- Description of the task:
Copy the data word for word, keeping every line.

─── Records for processing ───

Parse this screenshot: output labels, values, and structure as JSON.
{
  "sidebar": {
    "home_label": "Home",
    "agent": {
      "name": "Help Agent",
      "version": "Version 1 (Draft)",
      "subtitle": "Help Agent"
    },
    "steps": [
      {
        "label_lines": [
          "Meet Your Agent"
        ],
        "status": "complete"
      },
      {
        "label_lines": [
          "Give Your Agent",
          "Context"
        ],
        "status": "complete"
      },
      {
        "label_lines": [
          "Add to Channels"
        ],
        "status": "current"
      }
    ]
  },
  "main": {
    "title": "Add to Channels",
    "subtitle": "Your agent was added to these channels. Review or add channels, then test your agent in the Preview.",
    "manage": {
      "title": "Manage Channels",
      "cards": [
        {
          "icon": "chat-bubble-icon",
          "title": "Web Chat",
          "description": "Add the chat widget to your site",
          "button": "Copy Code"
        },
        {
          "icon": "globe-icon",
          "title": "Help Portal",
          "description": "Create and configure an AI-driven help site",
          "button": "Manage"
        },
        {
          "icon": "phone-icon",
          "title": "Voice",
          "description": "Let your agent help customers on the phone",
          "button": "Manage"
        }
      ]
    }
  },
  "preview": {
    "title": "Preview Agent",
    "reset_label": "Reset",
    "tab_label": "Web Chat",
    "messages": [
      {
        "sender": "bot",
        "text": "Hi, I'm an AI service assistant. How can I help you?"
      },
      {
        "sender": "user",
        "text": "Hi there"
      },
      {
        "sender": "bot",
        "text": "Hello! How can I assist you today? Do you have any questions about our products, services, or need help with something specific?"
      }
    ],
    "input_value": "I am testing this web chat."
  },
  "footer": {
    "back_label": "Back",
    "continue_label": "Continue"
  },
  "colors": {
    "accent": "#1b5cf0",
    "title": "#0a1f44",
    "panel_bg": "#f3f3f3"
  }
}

───

- Task output:
Parse this screenshot: output labels, values, and structure as JSON.
{
  "sidebar": {
    "home_label": "Home",
    "agent": {
      "name": "Help Agent",
      "version": "Version 1 (Draft)",
      "subtitle": "Help Agent"
    },
    "steps": [
      {
        "label_lines": [
          "Meet Your Agent"
        ],
        "status": "complete"
      },
      {
        "label_lines": [
          "Give Your Agent",
          "Context"
        ],
        "status": "complete"
      },
      {
        "label_lines": [
          "Add to Channels"
        ],
        "status": "current"
      }
    ]
  },
  "main": {
    "title": "Add to Channels",
    "subtitle": "Your agent was added to these channels. Review or add channels, then test your agent in the Preview.",
    "manage": {
      "title": "Manage Channels",
      "cards": [
        {
          "icon": "chat-bubble-icon",
          "title": "Web Chat",
          "description": "Add the chat widget to your site",
          "button": "Copy Code"
        },
        {
          "icon": "globe-icon",
          "title": "Help Portal",
          "description": "Create and configure an AI-driven help site",
          "button": "Manage"
        },
        {
          "icon": "phone-icon",
          "title": "Voice",
          "description": "Let your agent help customers on the phone",
          "button": "Manage"
        }
      ]
    }
  },
  "preview": {
    "title": "Preview Agent",
    "reset_label": "Reset",
    "tab_label": "Web Chat",
    "messages": [
      {
        "sender": "bot",
        "text": "Hi, I'm an AI service assistant. How can I help you?"
      },
      {
        "sender": "user",
        "text": "Hi there"
      },
      {
        "sender": "bot",
        "text": "Hello! How can I assist you today? Do you have any questions about our products, services, or need help with something specific?"
      }
    ],
    "input_value": "I am testing this web chat."
  },
  "footer": {
    "back_label": "Back",
    "continue_label": "Continue"
  },
  "colors": {
    "accent": "#1b5cf0",
    "title": "#0a1f44",
    "panel_bg": "#f3f3f3"
  }
}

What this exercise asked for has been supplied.